▸ **Passage**:
◇ ◇ ◇ ◇ ◇
## Data and analytics salaries in the UK

21 December 2020

Harnham put out a survey of UK data and analytics jobs annually which seemed more than worthy of a closer look. Below are what I have gleaned from the data in the report.1

Data

These data cover London-based and outside-of-London based jobs, and so one obvious question is how salaries would reflect the location difference. It turns out the pay premium for London-based roles is c. 20%, although this varies by job role grouping.2

The job roles in each grouping are as follows:

Grouping Role
Data & Technology Business Intelligence, Data Architecture, Data Eng & Big Data, Data Governance, DevOps, Software Engineering
Data Science Computer Vision, Data Scientist, Deep Learning, Machine Learning Eng., Natural Language Proc.
Digital Analytics AdTech, Conversion Rate Opt., Implementation, Paid Media, Product Management, Programmatic, UX / UI, Web Analytics
Marketing & Insight Campaign & CRM, Econometrician, Insight Analyst, Market Research, Pricing Analyst
Risk Analytics Decision Systems, Fraud Analyst, Modelling (Dec. Sci.), Portfolio Management

On average there is a c. £20k change associated with a change in the level of seniority, entry- to mid-level, mid-level to xyz-lead, etc.3

Looking at progression and also taking into account job areas, we can see that in some areas the progressions are more marked: the chief data scientist enjoys a bigger premium over their juniors than a director of digital analytics, for instance.

And finally we can see that the higher the salary associated with the job role, the greater the variance in those salaries.
◇ ◇ ◇ ◇ ◇
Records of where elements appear
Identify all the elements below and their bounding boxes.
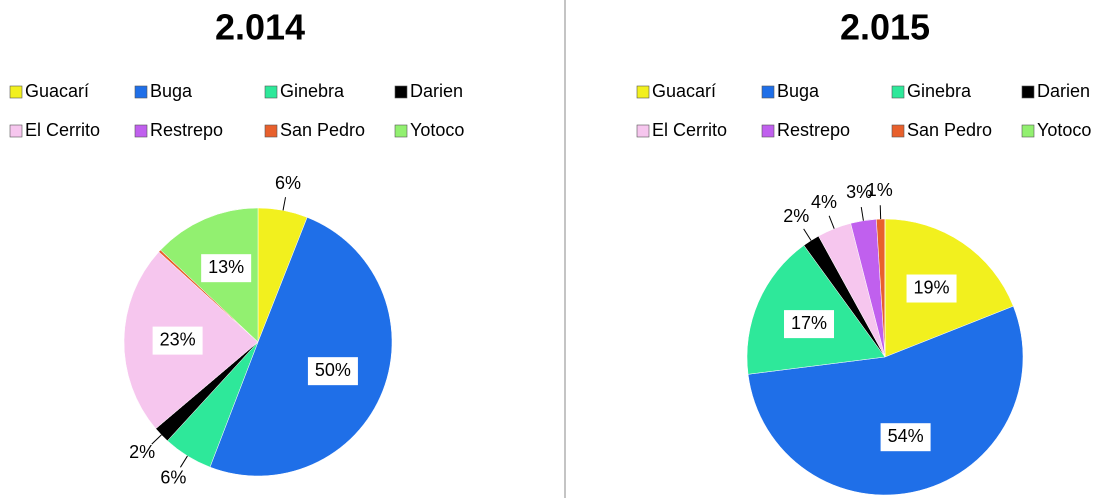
data-label: 6% [160, 467, 186, 487]
leader-line [282, 197, 287, 211]
data-label: 4% [811, 192, 837, 212]
leader-line [803, 228, 812, 241]
legend-label: Guacarí [652, 81, 716, 101]
chart-title: 2.014 [215, 7, 305, 48]
leader-line [151, 434, 162, 445]
legend-label: Guacarí [25, 81, 89, 101]
data-label: 50% [315, 360, 351, 380]
label-box [201, 254, 252, 283]
leader-line [179, 455, 188, 468]
legend-swatch [1021, 85, 1035, 99]
legend-label: Yotoco [410, 120, 464, 140]
leader-line [828, 215, 835, 229]
data-label: 54% [888, 426, 924, 446]
legend-swatch [636, 85, 650, 99]
legend-label: San Pedro [280, 120, 365, 140]
legend-label: San Pedro [907, 120, 992, 140]
legend-label: Buga [150, 81, 193, 101]
legend-label: Restrepo [150, 120, 223, 140]
pie-slice [747, 305, 1024, 496]
data-label: 1% [867, 180, 893, 200]
legend-swatch [9, 85, 23, 99]
legend-swatch [264, 124, 278, 138]
data-label: 23% [160, 329, 196, 349]
legend-swatch [891, 124, 905, 138]
label-box [784, 310, 835, 339]
legend-swatch [891, 85, 905, 99]
label-box [906, 274, 957, 303]
data-label: 19% [914, 277, 950, 297]
label-box [152, 326, 203, 355]
legend-label: Darien [1037, 81, 1090, 101]
legend-swatch [394, 124, 408, 138]
legend-swatch [761, 85, 775, 99]
leader-line [860, 206, 864, 221]
legend-label: Buga [777, 81, 820, 101]
data-label: 17% [791, 313, 827, 333]
legend-swatch [1021, 124, 1035, 138]
label-box [307, 357, 358, 386]
legend-swatch [134, 124, 148, 138]
legend-swatch [264, 85, 278, 99]
legend-label: Darien [410, 81, 463, 101]
chart-title: 2.015 [840, 7, 930, 48]
legend-swatch [134, 85, 148, 99]
data-label: 2% [129, 442, 155, 462]
pie-slice [746, 245, 886, 375]
pie-slice [209, 217, 393, 477]
legend-label: Restrepo [777, 120, 850, 140]
legend-label: Ginebra [907, 81, 972, 101]
legend-label: Ginebra [280, 81, 345, 101]
label-box [880, 423, 931, 452]
legend-label: Yotoco [1037, 120, 1091, 140]
data-label: 3% [846, 182, 872, 202]
legend-label: El Cerrito [652, 120, 727, 140]
legend-swatch [394, 85, 408, 99]
data-label: 13% [208, 257, 244, 277]
data-label: 2% [783, 206, 809, 226]
legend-swatch [761, 124, 775, 138]
legend-swatch [636, 124, 650, 138]
legend-swatch [9, 124, 23, 138]
data-label: 6% [275, 173, 301, 193]
legend-label: El Cerrito [25, 120, 100, 140]
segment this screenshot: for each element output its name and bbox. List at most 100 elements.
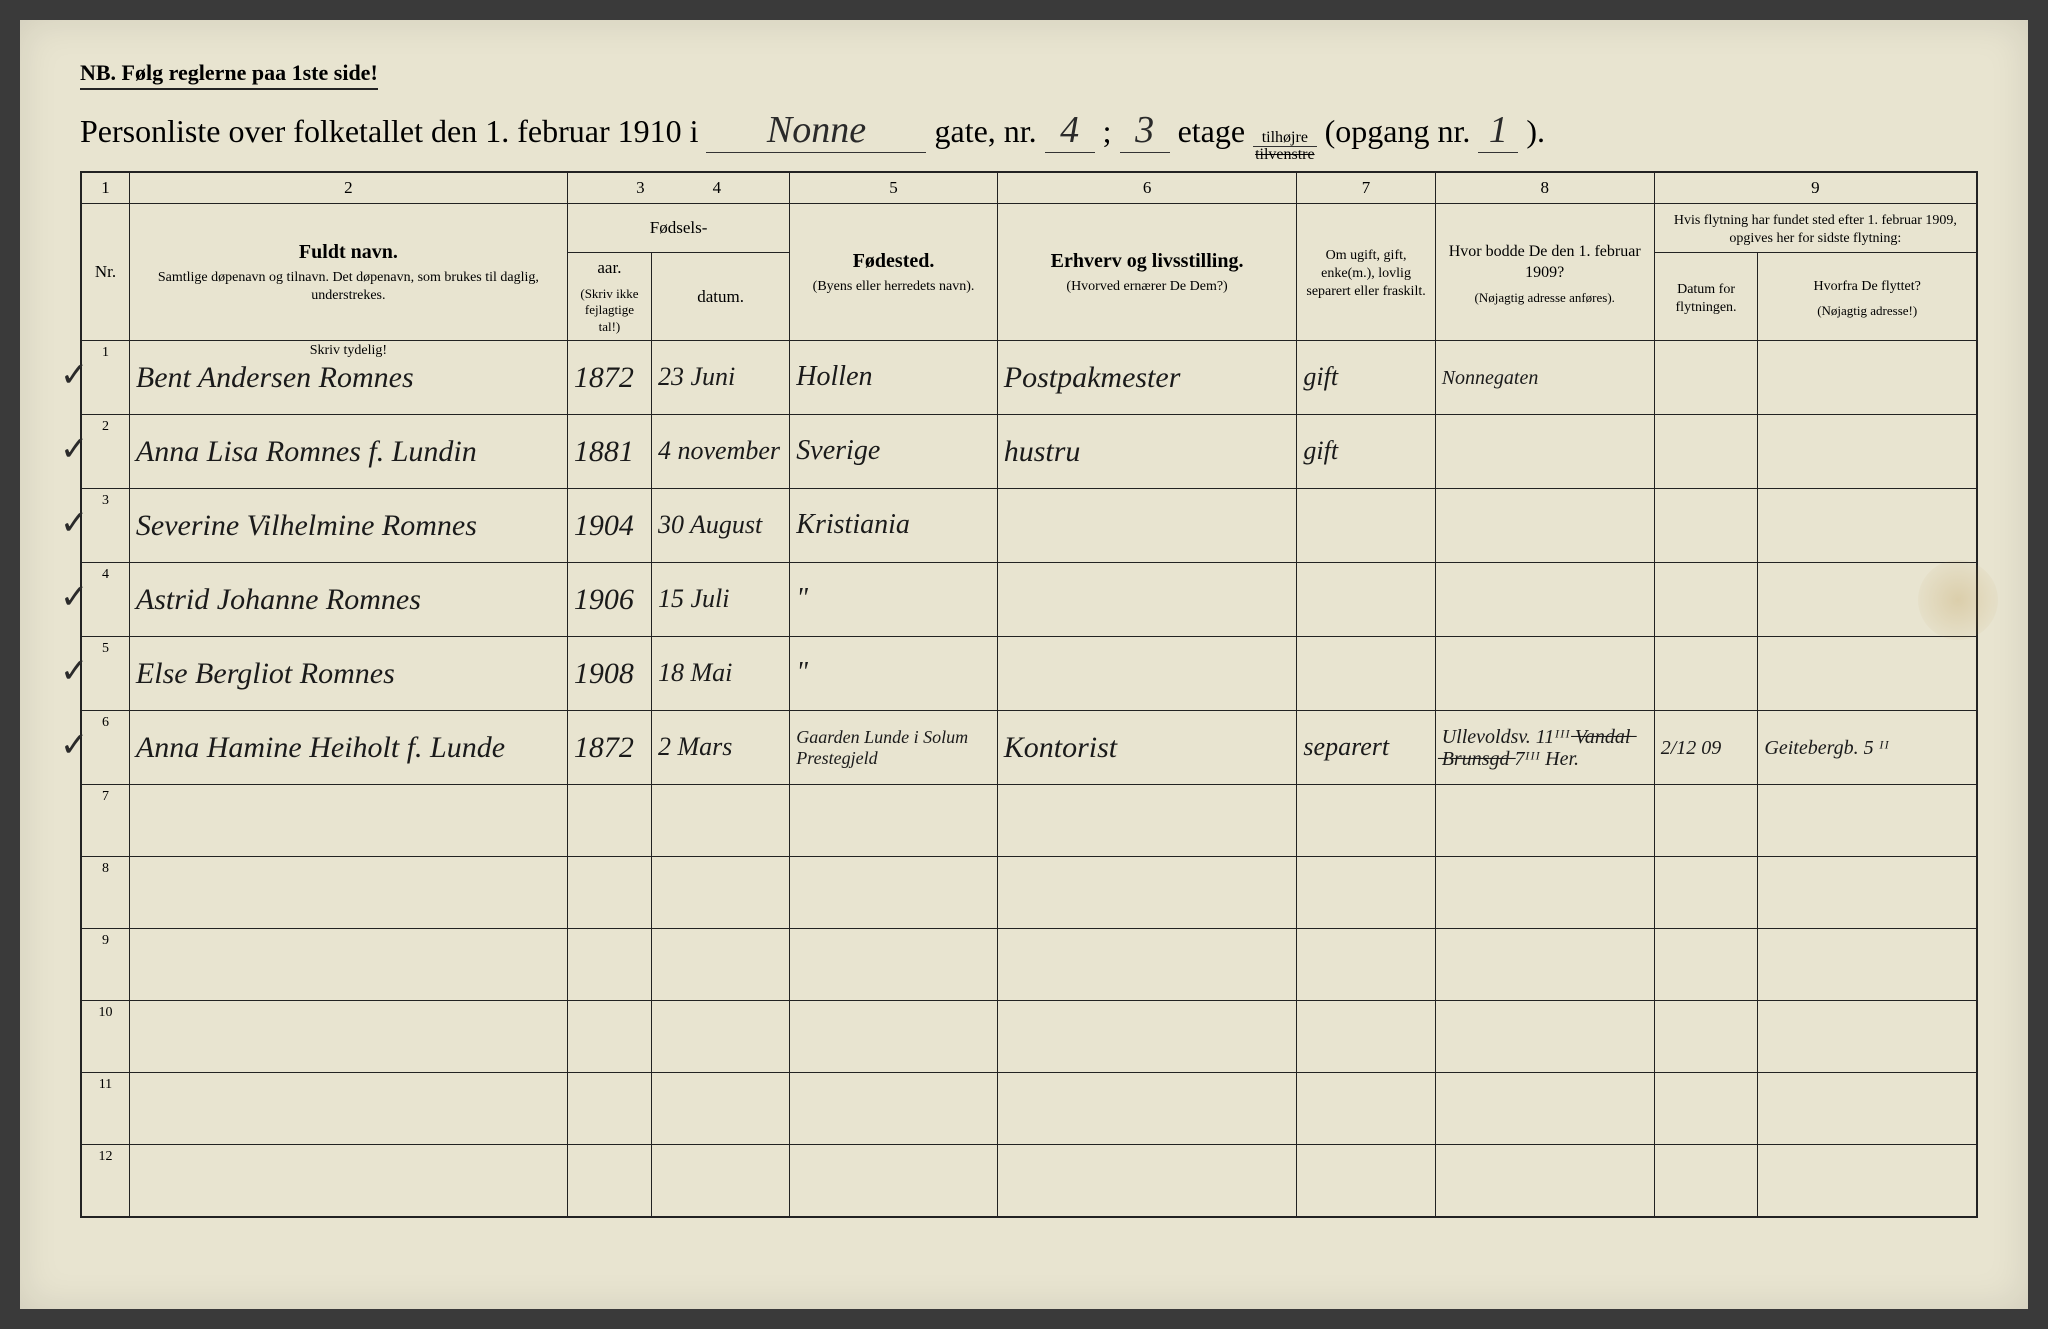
header-nr: Nr. [81,204,129,341]
semicolon: ; [1103,113,1112,150]
tilvenstre-label: tilvenstre [1253,147,1317,163]
cell-aar: 1904 [567,489,651,563]
table-row: ✓ 3 Severine Vilhelmine Romnes 1904 30 A… [81,489,1977,563]
cell-fodested [790,1145,997,1217]
cell-hvorfra [1758,341,1977,415]
cell-hvorfra [1758,563,1977,637]
cell-datum: 2 Mars [652,711,790,785]
cell-aar [567,1073,651,1145]
cell-flytdato [1654,1145,1758,1217]
cell-bodde [1435,1073,1654,1145]
header-datum-flyt: Datum for flytningen. [1654,253,1758,341]
cell-hvorfra [1758,489,1977,563]
cell-flytdato [1654,1073,1758,1145]
table-row: 12 [81,1145,1977,1217]
cell-datum [652,1073,790,1145]
cell-aar: 1872 [567,341,651,415]
cell-hvorfra [1758,1001,1977,1073]
cell-name [129,857,567,929]
cell-name: Severine Vilhelmine Romnes [129,489,567,563]
cell-bodde [1435,857,1654,929]
colnum-7: 7 [1297,172,1435,204]
cell-name: Skriv tydelig!Bent Andersen Romnes [129,341,567,415]
checkmark-icon: ✓ [60,651,89,691]
cell-datum [652,857,790,929]
cell-name [129,785,567,857]
colnum-2: 2 [129,172,567,204]
cell-fodested [790,929,997,1001]
cell-nr: 12 [81,1145,129,1217]
header-ugift: Om ugift, gift, enke(m.), lovlig separer… [1297,204,1435,341]
cell-flytdato [1654,1001,1758,1073]
table-row: ✓ 2 Anna Lisa Romnes f. Lundin 1881 4 no… [81,415,1977,489]
header-bodde: Hvor bodde De den 1. februar 1909? (Nøja… [1435,204,1654,341]
cell-hvorfra [1758,1145,1977,1217]
cell-name: Else Bergliot Romnes [129,637,567,711]
table-row: ✓ 5 Else Bergliot Romnes 1908 18 Mai " [81,637,1977,711]
skriv-tydelig: Skriv tydelig! [310,343,387,359]
cell-nr: 8 [81,857,129,929]
cell-nr: 11 [81,1073,129,1145]
cell-nr: ✓ 5 [81,637,129,711]
census-table: 1 2 3 4 5 6 7 8 9 Nr. Fuldt navn. Samtli… [80,171,1978,1218]
header-row-1: Nr. Fuldt navn. Samtlige døpenavn og til… [81,204,1977,253]
checkmark-icon: ✓ [60,503,89,543]
cell-nr: ✓ 4 [81,563,129,637]
cell-erhverv [997,785,1297,857]
cell-erhverv [997,563,1297,637]
cell-flytdato [1654,929,1758,1001]
cell-name: Anna Lisa Romnes f. Lundin [129,415,567,489]
cell-nr: 9 [81,929,129,1001]
cell-erhverv [997,1145,1297,1217]
cell-fodested [790,1001,997,1073]
cell-nr: 7 [81,785,129,857]
cell-bodde [1435,1145,1654,1217]
header-aar: aar. (Skriv ikke fejlagtige tal!) [567,253,651,341]
colnum-1: 1 [81,172,129,204]
cell-hvorfra [1758,857,1977,929]
cell-status [1297,563,1435,637]
cell-erhverv [997,1073,1297,1145]
table-row: 11 [81,1073,1977,1145]
cell-flytdato [1654,637,1758,711]
cell-status: separert [1297,711,1435,785]
nb-instruction: NB. Følg reglerne paa 1ste side! [80,60,378,90]
cell-datum: 4 november [652,415,790,489]
street-name: Nonne [706,108,926,153]
gate-label: gate, nr. [934,113,1036,150]
table-row: 8 [81,857,1977,929]
cell-status [1297,929,1435,1001]
header-hvorfra: Hvorfra De flyttet? (Nøjagtig adresse!) [1758,253,1977,341]
cell-bodde [1435,785,1654,857]
cell-name: Astrid Johanne Romnes [129,563,567,637]
cell-aar [567,857,651,929]
cell-flytdato [1654,489,1758,563]
cell-datum: 15 Juli [652,563,790,637]
header-datum: datum. [652,253,790,341]
etage-label: etage [1178,113,1246,150]
cell-aar [567,1145,651,1217]
cell-erhverv: Kontorist [997,711,1297,785]
cell-fodested: Sverige [790,415,997,489]
cell-datum [652,1001,790,1073]
table-row: 9 [81,929,1977,1001]
header-fuldt-navn: Fuldt navn. Samtlige døpenavn og tilnavn… [129,204,567,341]
cell-name [129,1001,567,1073]
cell-hvorfra [1758,929,1977,1001]
cell-erhverv: hustru [997,415,1297,489]
cell-flytdato [1654,785,1758,857]
cell-aar: 1908 [567,637,651,711]
colnum-3-4: 3 4 [567,172,789,204]
header-flytning: Hvis flytning har fundet sted efter 1. f… [1654,204,1977,253]
cell-status [1297,1001,1435,1073]
cell-erhverv [997,489,1297,563]
cell-aar [567,929,651,1001]
cell-hvorfra: Geitebergb. 5 ᴵᴵ [1758,711,1977,785]
cell-name [129,929,567,1001]
table-row: ✓ 4 Astrid Johanne Romnes 1906 15 Juli " [81,563,1977,637]
cell-fodested: Hollen [790,341,997,415]
cell-nr: ✓ 2 [81,415,129,489]
table-row: ✓ 6 Anna Hamine Heiholt f. Lunde 1872 2 … [81,711,1977,785]
checkmark-icon: ✓ [60,429,89,469]
checkmark-icon: ✓ [60,355,89,395]
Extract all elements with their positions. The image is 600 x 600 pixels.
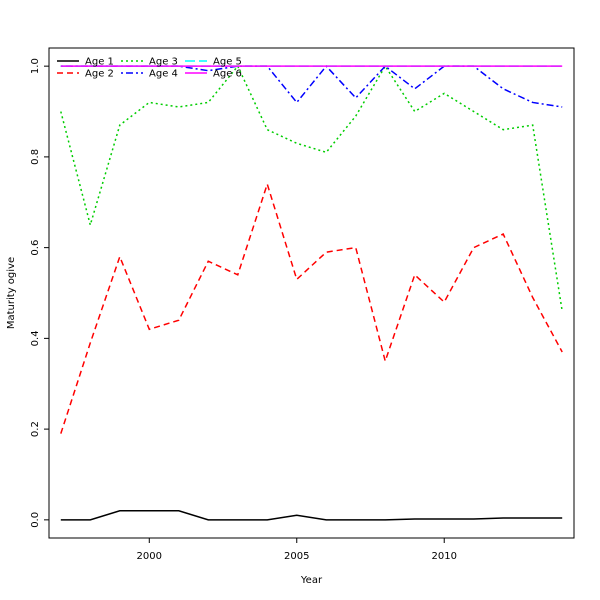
◇ ◇ ◇ ◇ ◇
▸ **Challenges**:
A) According to the post on UK data salaries, roughly how large is the pay premium for London-based roles?
B) Name every job role grouping listed in the post on UK data salaries.
C) Render this sentence from the post on UK data salaries in Spanish: "And finally we can see that the higher the salary associated with the job role, the greater the variance in those salaries."
The listing comes from a separate source, unrelated to the post on UK data salaries.

▸ **Solved problems**:
A) About 20%, though it varies by job role grouping.

B) Data & Technology, Data Science, Digital Analytics, Marketing & Insight, Risk Analytics

C) Y, por último, podemos ver que cuanto mayor es el salario asociado al puesto de trabajo, mayor es la varianza de esos salarios.